--- Given entries ---

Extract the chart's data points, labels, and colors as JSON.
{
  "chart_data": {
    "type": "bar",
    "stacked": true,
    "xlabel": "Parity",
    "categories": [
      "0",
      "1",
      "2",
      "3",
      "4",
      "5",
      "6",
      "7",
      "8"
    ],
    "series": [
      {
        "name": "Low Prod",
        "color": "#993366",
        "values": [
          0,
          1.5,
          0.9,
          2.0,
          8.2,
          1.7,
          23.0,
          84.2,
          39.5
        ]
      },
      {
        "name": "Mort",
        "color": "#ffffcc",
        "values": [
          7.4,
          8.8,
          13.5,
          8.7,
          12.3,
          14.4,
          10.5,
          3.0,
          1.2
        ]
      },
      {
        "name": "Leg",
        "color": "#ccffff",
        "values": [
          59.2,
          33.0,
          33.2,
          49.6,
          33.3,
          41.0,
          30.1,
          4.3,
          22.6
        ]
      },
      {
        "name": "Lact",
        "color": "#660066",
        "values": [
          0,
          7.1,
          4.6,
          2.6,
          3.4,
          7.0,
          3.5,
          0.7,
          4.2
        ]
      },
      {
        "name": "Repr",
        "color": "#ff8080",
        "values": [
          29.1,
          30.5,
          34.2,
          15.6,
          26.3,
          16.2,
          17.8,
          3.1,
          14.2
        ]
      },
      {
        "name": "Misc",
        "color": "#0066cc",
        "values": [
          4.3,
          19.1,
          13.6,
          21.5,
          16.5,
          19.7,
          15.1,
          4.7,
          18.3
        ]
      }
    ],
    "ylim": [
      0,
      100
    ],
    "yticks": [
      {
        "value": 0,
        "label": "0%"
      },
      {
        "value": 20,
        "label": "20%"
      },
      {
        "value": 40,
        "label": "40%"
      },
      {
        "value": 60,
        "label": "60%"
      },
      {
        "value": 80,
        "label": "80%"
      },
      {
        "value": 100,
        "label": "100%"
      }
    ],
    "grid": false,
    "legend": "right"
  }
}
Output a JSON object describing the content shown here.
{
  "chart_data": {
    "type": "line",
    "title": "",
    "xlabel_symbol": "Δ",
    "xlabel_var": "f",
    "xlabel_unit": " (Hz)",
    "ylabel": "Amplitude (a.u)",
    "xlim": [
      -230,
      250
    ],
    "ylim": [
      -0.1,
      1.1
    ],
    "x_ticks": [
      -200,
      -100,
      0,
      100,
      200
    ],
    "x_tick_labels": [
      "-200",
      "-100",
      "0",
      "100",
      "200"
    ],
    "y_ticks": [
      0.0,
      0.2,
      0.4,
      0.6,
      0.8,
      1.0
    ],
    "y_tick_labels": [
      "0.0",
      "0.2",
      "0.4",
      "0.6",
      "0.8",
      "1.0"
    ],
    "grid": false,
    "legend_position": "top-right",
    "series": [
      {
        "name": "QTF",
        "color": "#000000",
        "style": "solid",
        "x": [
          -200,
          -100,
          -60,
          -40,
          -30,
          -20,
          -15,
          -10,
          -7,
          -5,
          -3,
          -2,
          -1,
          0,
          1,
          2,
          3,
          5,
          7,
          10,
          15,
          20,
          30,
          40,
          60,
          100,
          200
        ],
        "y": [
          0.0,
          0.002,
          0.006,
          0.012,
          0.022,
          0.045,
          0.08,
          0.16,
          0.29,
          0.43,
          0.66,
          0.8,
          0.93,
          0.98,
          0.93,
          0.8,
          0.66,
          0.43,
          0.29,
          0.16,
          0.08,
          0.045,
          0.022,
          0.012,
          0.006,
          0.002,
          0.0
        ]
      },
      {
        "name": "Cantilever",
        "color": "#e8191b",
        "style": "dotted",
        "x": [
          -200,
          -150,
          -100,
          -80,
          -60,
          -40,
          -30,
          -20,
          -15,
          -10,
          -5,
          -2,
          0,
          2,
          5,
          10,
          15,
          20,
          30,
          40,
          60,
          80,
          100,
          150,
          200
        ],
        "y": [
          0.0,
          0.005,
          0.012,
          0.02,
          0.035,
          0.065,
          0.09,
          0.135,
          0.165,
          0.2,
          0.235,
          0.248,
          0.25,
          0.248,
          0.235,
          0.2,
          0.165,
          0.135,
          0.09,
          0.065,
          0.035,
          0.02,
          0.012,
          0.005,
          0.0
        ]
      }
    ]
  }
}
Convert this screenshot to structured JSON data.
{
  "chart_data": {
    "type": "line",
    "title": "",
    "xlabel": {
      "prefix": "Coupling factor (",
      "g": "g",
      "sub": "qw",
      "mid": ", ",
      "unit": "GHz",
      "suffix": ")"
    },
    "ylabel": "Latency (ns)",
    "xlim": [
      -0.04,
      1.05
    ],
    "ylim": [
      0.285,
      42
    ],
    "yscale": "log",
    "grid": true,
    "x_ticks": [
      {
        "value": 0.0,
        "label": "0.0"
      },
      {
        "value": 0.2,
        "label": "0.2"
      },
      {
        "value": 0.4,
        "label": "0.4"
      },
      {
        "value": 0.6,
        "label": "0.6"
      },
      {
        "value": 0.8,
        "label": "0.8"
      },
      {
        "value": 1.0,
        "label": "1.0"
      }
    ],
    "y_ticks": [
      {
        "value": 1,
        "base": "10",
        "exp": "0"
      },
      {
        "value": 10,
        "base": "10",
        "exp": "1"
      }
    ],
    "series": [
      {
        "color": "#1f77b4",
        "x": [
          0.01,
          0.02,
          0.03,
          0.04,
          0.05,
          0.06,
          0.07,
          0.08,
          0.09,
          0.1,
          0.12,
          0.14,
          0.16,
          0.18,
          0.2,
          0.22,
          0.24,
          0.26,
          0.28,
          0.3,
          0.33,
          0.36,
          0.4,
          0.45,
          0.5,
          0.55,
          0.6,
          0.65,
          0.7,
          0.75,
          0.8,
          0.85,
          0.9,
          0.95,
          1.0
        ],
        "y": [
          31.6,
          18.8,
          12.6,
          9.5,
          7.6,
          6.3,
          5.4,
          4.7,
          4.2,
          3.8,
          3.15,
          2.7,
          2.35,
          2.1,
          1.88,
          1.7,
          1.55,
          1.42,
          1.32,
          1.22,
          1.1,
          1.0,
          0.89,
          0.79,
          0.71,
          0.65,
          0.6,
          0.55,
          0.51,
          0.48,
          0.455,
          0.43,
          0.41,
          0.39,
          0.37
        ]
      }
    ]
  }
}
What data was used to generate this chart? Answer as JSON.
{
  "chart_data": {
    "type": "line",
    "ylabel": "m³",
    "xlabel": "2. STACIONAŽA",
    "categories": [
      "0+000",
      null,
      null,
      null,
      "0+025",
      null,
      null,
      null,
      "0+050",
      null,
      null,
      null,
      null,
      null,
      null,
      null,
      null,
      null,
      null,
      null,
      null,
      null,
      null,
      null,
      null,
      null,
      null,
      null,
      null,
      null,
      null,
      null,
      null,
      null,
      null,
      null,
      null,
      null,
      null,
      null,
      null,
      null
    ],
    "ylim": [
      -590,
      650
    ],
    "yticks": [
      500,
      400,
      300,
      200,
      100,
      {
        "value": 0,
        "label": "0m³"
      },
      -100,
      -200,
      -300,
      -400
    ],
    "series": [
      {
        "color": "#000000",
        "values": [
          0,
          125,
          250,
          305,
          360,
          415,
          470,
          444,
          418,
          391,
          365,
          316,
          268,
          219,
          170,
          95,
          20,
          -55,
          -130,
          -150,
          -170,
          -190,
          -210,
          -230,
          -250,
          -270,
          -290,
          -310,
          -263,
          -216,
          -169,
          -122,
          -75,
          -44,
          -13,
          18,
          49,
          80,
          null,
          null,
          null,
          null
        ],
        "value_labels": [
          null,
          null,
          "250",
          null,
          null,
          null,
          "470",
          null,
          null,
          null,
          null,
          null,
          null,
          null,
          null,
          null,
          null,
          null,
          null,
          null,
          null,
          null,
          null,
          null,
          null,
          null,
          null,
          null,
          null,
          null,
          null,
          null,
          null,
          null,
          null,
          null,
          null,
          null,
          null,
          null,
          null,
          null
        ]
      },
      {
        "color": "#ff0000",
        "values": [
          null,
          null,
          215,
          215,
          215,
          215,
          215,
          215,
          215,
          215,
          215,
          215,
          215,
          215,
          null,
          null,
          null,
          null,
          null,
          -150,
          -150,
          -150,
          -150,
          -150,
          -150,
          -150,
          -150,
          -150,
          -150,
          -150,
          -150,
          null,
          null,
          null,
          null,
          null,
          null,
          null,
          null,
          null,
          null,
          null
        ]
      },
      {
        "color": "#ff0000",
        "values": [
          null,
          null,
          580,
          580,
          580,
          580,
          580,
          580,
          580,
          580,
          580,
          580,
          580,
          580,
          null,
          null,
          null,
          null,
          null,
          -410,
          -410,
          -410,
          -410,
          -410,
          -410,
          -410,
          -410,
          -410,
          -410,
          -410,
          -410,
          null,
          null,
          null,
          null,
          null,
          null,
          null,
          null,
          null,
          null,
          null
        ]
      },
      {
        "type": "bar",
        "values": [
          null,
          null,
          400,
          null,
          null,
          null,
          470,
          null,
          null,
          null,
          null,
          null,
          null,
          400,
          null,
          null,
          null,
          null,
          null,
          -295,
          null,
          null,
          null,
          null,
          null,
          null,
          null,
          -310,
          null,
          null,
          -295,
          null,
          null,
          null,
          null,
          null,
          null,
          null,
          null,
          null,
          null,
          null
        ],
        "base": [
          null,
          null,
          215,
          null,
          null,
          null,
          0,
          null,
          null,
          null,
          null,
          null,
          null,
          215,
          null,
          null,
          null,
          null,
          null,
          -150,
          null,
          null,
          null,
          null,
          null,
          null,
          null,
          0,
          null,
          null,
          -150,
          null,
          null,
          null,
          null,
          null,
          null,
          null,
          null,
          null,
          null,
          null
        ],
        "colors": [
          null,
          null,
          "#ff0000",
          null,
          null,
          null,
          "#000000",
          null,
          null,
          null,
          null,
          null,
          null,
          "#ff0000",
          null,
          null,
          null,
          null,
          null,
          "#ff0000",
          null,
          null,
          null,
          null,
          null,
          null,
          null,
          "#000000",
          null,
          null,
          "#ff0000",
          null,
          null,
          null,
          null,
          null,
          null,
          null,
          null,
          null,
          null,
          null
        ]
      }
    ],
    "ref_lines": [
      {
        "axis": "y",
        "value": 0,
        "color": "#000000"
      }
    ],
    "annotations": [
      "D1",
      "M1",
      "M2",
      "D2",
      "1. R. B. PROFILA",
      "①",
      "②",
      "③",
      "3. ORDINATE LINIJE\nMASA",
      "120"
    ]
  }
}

---

**Task goal**.
Report each line in the preceding entries that holds the string "ylabel".

**Written answer**.
    "ylabel": "Amplitude (a.u)",
    "ylabel": "Latency (ns)",
    "ylabel": "m³",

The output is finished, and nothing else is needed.